## Provided entries
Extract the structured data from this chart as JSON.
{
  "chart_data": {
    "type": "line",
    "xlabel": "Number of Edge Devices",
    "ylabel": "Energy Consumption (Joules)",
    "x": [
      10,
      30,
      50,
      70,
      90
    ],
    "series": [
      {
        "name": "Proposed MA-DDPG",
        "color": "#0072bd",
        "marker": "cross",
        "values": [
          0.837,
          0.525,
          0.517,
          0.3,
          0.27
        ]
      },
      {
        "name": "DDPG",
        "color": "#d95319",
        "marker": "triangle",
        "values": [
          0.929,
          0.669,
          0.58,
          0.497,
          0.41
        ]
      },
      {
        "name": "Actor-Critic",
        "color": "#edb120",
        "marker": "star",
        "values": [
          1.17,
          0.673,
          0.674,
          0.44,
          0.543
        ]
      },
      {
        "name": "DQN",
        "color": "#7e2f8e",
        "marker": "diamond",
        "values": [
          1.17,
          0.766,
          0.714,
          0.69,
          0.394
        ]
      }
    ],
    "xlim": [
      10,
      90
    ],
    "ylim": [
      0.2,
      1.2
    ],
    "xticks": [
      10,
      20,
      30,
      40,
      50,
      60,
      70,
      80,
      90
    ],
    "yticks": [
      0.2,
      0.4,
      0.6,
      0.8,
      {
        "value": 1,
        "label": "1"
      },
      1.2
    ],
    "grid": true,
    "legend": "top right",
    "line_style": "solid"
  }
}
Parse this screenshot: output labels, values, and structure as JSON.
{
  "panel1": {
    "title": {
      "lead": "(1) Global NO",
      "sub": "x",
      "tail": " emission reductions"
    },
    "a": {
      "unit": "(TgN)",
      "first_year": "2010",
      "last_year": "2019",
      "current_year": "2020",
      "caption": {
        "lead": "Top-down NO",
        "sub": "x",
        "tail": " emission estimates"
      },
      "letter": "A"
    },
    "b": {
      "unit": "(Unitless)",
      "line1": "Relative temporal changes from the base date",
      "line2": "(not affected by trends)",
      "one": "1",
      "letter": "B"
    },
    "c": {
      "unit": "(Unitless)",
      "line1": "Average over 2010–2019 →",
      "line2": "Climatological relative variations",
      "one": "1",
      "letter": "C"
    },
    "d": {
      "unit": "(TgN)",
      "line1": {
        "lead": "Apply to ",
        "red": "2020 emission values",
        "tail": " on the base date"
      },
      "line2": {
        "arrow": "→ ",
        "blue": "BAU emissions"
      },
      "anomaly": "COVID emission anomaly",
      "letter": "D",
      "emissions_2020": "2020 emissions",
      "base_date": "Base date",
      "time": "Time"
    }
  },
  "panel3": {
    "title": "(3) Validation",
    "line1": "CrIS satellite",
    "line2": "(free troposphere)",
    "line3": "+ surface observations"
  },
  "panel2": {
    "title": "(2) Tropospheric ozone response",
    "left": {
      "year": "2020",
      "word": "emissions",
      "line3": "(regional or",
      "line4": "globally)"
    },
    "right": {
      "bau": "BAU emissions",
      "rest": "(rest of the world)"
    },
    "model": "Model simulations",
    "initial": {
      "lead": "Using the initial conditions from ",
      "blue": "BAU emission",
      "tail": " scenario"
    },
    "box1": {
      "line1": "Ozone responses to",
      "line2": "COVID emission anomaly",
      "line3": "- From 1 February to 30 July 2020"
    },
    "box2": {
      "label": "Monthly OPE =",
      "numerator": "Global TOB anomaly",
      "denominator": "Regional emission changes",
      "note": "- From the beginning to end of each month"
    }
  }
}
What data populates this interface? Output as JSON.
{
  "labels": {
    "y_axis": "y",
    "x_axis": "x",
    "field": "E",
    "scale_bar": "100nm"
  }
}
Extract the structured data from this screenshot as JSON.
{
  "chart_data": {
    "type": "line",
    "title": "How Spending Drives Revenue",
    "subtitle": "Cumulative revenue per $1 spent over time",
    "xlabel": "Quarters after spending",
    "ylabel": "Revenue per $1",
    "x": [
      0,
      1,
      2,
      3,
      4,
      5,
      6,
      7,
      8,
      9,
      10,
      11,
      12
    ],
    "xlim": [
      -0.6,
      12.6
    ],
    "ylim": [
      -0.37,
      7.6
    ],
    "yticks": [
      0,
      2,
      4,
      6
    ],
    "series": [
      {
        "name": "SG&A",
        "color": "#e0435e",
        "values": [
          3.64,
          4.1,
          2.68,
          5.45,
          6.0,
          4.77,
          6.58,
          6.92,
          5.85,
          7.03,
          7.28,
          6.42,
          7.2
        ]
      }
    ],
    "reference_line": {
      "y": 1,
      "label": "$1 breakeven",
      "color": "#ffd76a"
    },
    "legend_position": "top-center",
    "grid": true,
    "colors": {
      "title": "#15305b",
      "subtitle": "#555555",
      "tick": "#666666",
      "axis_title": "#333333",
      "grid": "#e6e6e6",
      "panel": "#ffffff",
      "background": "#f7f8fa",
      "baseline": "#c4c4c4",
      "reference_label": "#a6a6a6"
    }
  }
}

## Brief
Reproduce each entry exactly, leaving out nothing.

## Task response
Extract the structured data from this chart as JSON.
{
  "chart_data": {
    "type": "line",
    "xlabel": "Number of Edge Devices",
    "ylabel": "Energy Consumption (Joules)",
    "x": [
      10,
      30,
      50,
      70,
      90
    ],
    "series": [
      {
        "name": "Proposed MA-DDPG",
        "color": "#0072bd",
        "marker": "cross",
        "values": [
          0.837,
          0.525,
          0.517,
          0.3,
          0.27
        ]
      },
      {
        "name": "DDPG",
        "color": "#d95319",
        "marker": "triangle",
        "values": [
          0.929,
          0.669,
          0.58,
          0.497,
          0.41
        ]
      },
      {
        "name": "Actor-Critic",
        "color": "#edb120",
        "marker": "star",
        "values": [
          1.17,
          0.673,
          0.674,
          0.44,
          0.543
        ]
      },
      {
        "name": "DQN",
        "color": "#7e2f8e",
        "marker": "diamond",
        "values": [
          1.17,
          0.766,
          0.714,
          0.69,
          0.394
        ]
      }
    ],
    "xlim": [
      10,
      90
    ],
    "ylim": [
      0.2,
      1.2
    ],
    "xticks": [
      10,
      20,
      30,
      40,
      50,
      60,
      70,
      80,
      90
    ],
    "yticks": [
      0.2,
      0.4,
      0.6,
      0.8,
      {
        "value": 1,
        "label": "1"
      },
      1.2
    ],
    "grid": true,
    "legend": "top right",
    "line_style": "solid"
  }
}
Parse this screenshot: output labels, values, and structure as JSON.
{
  "panel1": {
    "title": {
      "lead": "(1) Global NO",
      "sub": "x",
      "tail": " emission reductions"
    },
    "a": {
      "unit": "(TgN)",
      "first_year": "2010",
      "last_year": "2019",
      "current_year": "2020",
      "caption": {
        "lead": "Top-down NO",
        "sub": "x",
        "tail": " emission estimates"
      },
      "letter": "A"
    },
    "b": {
      "unit": "(Unitless)",
      "line1": "Relative temporal changes from the base date",
      "line2": "(not affected by trends)",
      "one": "1",
      "letter": "B"
    },
    "c": {
      "unit": "(Unitless)",
      "line1": "Average over 2010–2019 →",
      "line2": "Climatological relative variations",
      "one": "1",
      "letter": "C"
    },
    "d": {
      "unit": "(TgN)",
      "line1": {
        "lead": "Apply to ",
        "red": "2020 emission values",
        "tail": " on the base date"
      },
      "line2": {
        "arrow": "→ ",
        "blue": "BAU emissions"
      },
      "anomaly": "COVID emission anomaly",
      "letter": "D",
      "emissions_2020": "2020 emissions",
      "base_date": "Base date",
      "time": "Time"
    }
  },
  "panel3": {
    "title": "(3) Validation",
    "line1": "CrIS satellite",
    "line2": "(free troposphere)",
    "line3": "+ surface observations"
  },
  "panel2": {
    "title": "(2) Tropospheric ozone response",
    "left": {
      "year": "2020",
      "word": "emissions",
      "line3": "(regional or",
      "line4": "globally)"
    },
    "right": {
      "bau": "BAU emissions",
      "rest": "(rest of the world)"
    },
    "model": "Model simulations",
    "initial": {
      "lead": "Using the initial conditions from ",
      "blue": "BAU emission",
      "tail": " scenario"
    },
    "box1": {
      "line1": "Ozone responses to",
      "line2": "COVID emission anomaly",
      "line3": "- From 1 February to 30 July 2020"
    },
    "box2": {
      "label": "Monthly OPE =",
      "numerator": "Global TOB anomaly",
      "denominator": "Regional emission changes",
      "note": "- From the beginning to end of each month"
    }
  }
}
What data populates this interface? Output as JSON.
{
  "labels": {
    "y_axis": "y",
    "x_axis": "x",
    "field": "E",
    "scale_bar": "100nm"
  }
}
Extract the structured data from this screenshot as JSON.
{
  "chart_data": {
    "type": "line",
    "title": "How Spending Drives Revenue",
    "subtitle": "Cumulative revenue per $1 spent over time",
    "xlabel": "Quarters after spending",
    "ylabel": "Revenue per $1",
    "x": [
      0,
      1,
      2,
      3,
      4,
      5,
      6,
      7,
      8,
      9,
      10,
      11,
      12
    ],
    "xlim": [
      -0.6,
      12.6
    ],
    "ylim": [
      -0.37,
      7.6
    ],
    "yticks": [
      0,
      2,
      4,
      6
    ],
    "series": [
      {
        "name": "SG&A",
        "color": "#e0435e",
        "values": [
          3.64,
          4.1,
          2.68,
          5.45,
          6.0,
          4.77,
          6.58,
          6.92,
          5.85,
          7.03,
          7.28,
          6.42,
          7.2
        ]
      }
    ],
    "reference_line": {
      "y": 1,
      "label": "$1 breakeven",
      "color": "#ffd76a"
    },
    "legend_position": "top-center",
    "grid": true,
    "colors": {
      "title": "#15305b",
      "subtitle": "#555555",
      "tick": "#666666",
      "axis_title": "#333333",
      "grid": "#e6e6e6",
      "panel": "#ffffff",
      "background": "#f7f8fa",
      "baseline": "#c4c4c4",
      "reference_label": "#a6a6a6"
    }
  }
}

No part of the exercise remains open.